EXERCISE OBJECTIVE
List all lines of the data that include the string "nome".

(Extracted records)
######

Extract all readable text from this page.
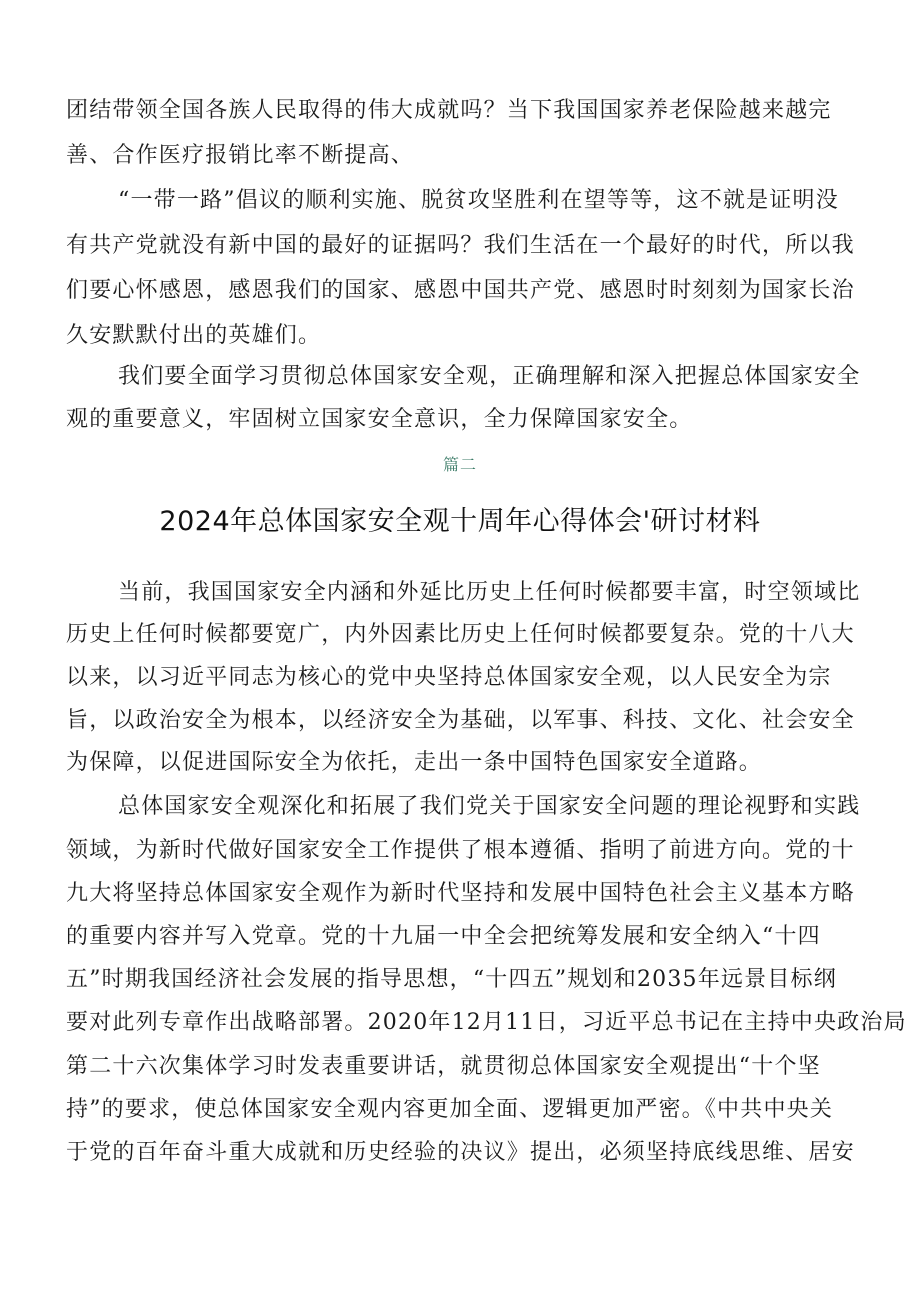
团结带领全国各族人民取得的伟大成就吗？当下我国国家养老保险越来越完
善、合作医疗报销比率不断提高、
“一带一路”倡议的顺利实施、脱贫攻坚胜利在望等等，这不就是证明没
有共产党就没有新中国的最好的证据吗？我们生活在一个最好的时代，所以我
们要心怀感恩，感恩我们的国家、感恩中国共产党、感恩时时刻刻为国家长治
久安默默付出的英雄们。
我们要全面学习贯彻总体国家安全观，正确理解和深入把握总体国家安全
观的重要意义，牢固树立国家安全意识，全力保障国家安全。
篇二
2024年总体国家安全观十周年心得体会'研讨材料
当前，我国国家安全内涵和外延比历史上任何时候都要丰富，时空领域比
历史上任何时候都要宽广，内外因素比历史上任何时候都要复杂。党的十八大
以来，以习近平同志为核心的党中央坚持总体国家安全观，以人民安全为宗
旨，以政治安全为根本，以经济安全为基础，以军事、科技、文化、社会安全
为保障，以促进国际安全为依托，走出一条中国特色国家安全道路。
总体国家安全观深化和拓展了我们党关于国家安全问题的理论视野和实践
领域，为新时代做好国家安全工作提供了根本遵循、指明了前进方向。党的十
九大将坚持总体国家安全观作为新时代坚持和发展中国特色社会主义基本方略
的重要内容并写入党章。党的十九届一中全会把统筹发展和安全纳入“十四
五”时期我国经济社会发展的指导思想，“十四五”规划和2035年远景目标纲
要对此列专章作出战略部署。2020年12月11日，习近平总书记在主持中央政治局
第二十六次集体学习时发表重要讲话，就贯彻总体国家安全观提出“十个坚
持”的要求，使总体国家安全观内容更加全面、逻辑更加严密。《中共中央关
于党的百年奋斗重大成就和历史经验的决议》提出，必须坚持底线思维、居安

######

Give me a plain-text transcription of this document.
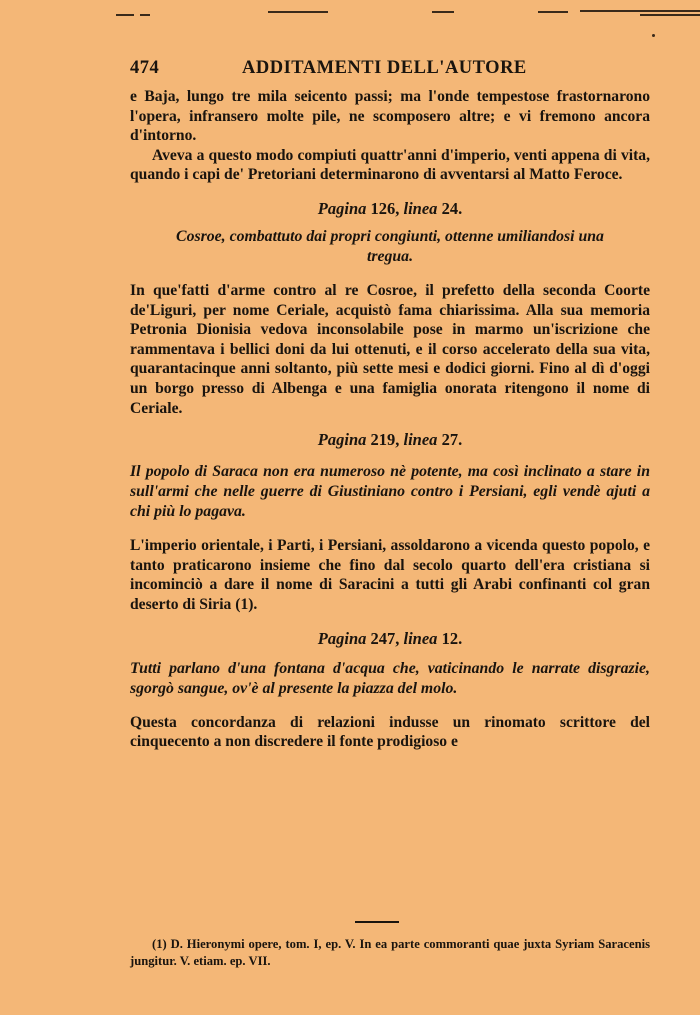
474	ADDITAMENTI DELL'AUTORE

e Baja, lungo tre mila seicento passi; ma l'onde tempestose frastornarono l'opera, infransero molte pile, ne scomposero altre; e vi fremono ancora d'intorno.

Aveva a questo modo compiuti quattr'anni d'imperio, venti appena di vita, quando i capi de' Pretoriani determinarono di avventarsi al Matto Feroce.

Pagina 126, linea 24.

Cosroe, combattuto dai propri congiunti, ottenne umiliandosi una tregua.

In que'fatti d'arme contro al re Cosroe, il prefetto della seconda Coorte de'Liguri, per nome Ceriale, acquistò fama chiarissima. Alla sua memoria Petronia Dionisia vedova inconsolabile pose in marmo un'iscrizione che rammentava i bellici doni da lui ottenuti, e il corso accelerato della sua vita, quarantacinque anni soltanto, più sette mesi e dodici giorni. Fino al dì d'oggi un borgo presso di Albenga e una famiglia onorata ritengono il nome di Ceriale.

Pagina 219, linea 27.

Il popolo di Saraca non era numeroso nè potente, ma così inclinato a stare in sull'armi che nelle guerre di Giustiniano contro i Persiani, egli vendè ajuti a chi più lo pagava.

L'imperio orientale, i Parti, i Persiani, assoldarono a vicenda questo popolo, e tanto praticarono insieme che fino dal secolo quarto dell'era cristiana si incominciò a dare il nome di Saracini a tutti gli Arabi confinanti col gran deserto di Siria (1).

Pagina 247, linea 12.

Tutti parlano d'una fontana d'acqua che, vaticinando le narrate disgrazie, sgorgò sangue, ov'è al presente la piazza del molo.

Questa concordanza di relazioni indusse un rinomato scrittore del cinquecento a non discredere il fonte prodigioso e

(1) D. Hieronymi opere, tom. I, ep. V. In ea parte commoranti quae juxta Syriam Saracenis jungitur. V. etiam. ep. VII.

######

RIGHT ANSWER
In que'fatti d'arme contro al re Cosroe, il prefetto della seconda Coorte de'Liguri, per nome Ceriale, acquistò fama chiarissima. Alla sua memoria Petronia Dionisia vedova inconsolabile pose in marmo un'iscrizione che rammentava i bellici doni da lui ottenuti, e il corso accelerato della sua vita, quarantacinque anni soltanto, più sette mesi e dodici giorni. Fino al dì d'oggi un borgo presso di Albenga e una famiglia onorata ritengono il nome di Ceriale.
L'imperio orientale, i Parti, i Persiani, assoldarono a vicenda questo popolo, e tanto praticarono insieme che fino dal secolo quarto dell'era cristiana si incominciò a dare il nome di Saracini a tutti gli Arabi confinanti col gran deserto di Siria (1).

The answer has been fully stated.